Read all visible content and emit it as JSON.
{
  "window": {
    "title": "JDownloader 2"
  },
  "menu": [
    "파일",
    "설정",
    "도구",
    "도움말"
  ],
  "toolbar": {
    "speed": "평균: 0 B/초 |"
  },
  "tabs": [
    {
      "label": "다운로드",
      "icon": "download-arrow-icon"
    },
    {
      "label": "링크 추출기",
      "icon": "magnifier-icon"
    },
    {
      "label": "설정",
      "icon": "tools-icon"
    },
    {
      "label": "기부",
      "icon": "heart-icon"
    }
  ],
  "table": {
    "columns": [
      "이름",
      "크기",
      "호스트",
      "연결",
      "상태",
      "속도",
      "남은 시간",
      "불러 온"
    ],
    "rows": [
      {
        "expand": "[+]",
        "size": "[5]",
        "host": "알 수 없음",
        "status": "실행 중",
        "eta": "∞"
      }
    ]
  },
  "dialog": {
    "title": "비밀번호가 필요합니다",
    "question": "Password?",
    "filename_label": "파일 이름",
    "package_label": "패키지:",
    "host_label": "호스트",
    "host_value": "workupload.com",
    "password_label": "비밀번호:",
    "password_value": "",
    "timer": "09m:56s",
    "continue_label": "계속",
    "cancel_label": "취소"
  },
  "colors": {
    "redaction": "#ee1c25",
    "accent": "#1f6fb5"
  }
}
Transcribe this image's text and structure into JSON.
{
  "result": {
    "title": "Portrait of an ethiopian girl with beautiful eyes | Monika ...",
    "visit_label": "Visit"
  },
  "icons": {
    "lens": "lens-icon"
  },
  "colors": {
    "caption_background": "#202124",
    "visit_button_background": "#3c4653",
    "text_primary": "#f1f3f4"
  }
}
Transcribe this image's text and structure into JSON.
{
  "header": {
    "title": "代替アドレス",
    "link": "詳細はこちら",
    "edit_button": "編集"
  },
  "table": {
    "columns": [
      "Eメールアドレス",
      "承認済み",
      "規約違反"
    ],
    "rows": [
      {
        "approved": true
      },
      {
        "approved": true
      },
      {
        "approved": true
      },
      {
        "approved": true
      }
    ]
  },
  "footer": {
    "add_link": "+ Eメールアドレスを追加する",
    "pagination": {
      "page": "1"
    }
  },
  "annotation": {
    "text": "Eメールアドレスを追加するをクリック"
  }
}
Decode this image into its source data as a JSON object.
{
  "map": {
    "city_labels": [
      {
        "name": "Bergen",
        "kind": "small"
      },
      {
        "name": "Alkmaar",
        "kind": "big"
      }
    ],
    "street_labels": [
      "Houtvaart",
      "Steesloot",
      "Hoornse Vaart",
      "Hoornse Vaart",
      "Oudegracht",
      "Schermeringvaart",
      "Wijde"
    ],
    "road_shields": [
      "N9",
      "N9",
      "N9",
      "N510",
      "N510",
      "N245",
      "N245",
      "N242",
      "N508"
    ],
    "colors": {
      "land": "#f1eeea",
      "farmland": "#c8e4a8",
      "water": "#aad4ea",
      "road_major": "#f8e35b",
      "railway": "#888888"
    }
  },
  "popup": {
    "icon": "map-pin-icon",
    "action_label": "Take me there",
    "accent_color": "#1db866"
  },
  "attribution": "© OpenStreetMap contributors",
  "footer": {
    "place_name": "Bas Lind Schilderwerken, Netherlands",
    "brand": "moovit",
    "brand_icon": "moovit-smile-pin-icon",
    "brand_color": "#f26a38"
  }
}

·····

The records above must be repeated exactly, every one of them.

Read all visible content and emit it as JSON.
{
  "window": {
    "title": "JDownloader 2"
  },
  "menu": [
    "파일",
    "설정",
    "도구",
    "도움말"
  ],
  "toolbar": {
    "speed": "평균: 0 B/초 |"
  },
  "tabs": [
    {
      "label": "다운로드",
      "icon": "download-arrow-icon"
    },
    {
      "label": "링크 추출기",
      "icon": "magnifier-icon"
    },
    {
      "label": "설정",
      "icon": "tools-icon"
    },
    {
      "label": "기부",
      "icon": "heart-icon"
    }
  ],
  "table": {
    "columns": [
      "이름",
      "크기",
      "호스트",
      "연결",
      "상태",
      "속도",
      "남은 시간",
      "불러 온"
    ],
    "rows": [
      {
        "expand": "[+]",
        "size": "[5]",
        "host": "알 수 없음",
        "status": "실행 중",
        "eta": "∞"
      }
    ]
  },
  "dialog": {
    "title": "비밀번호가 필요합니다",
    "question": "Password?",
    "filename_label": "파일 이름",
    "package_label": "패키지:",
    "host_label": "호스트",
    "host_value": "workupload.com",
    "password_label": "비밀번호:",
    "password_value": "",
    "timer": "09m:56s",
    "continue_label": "계속",
    "cancel_label": "취소"
  },
  "colors": {
    "redaction": "#ee1c25",
    "accent": "#1f6fb5"
  }
}
Transcribe this image's text and structure into JSON.
{
  "result": {
    "title": "Portrait of an ethiopian girl with beautiful eyes | Monika ...",
    "visit_label": "Visit"
  },
  "icons": {
    "lens": "lens-icon"
  },
  "colors": {
    "caption_background": "#202124",
    "visit_button_background": "#3c4653",
    "text_primary": "#f1f3f4"
  }
}
Transcribe this image's text and structure into JSON.
{
  "header": {
    "title": "代替アドレス",
    "link": "詳細はこちら",
    "edit_button": "編集"
  },
  "table": {
    "columns": [
      "Eメールアドレス",
      "承認済み",
      "規約違反"
    ],
    "rows": [
      {
        "approved": true
      },
      {
        "approved": true
      },
      {
        "approved": true
      },
      {
        "approved": true
      }
    ]
  },
  "footer": {
    "add_link": "+ Eメールアドレスを追加する",
    "pagination": {
      "page": "1"
    }
  },
  "annotation": {
    "text": "Eメールアドレスを追加するをクリック"
  }
}
Decode this image into its source data as a JSON object.
{
  "map": {
    "city_labels": [
      {
        "name": "Bergen",
        "kind": "small"
      },
      {
        "name": "Alkmaar",
        "kind": "big"
      }
    ],
    "street_labels": [
      "Houtvaart",
      "Steesloot",
      "Hoornse Vaart",
      "Hoornse Vaart",
      "Oudegracht",
      "Schermeringvaart",
      "Wijde"
    ],
    "road_shields": [
      "N9",
      "N9",
      "N9",
      "N510",
      "N510",
      "N245",
      "N245",
      "N242",
      "N508"
    ],
    "colors": {
      "land": "#f1eeea",
      "farmland": "#c8e4a8",
      "water": "#aad4ea",
      "road_major": "#f8e35b",
      "railway": "#888888"
    }
  },
  "popup": {
    "icon": "map-pin-icon",
    "action_label": "Take me there",
    "accent_color": "#1db866"
  },
  "attribution": "© OpenStreetMap contributors",
  "footer": {
    "place_name": "Bas Lind Schilderwerken, Netherlands",
    "brand": "moovit",
    "brand_icon": "moovit-smile-pin-icon",
    "brand_color": "#f26a38"
  }
}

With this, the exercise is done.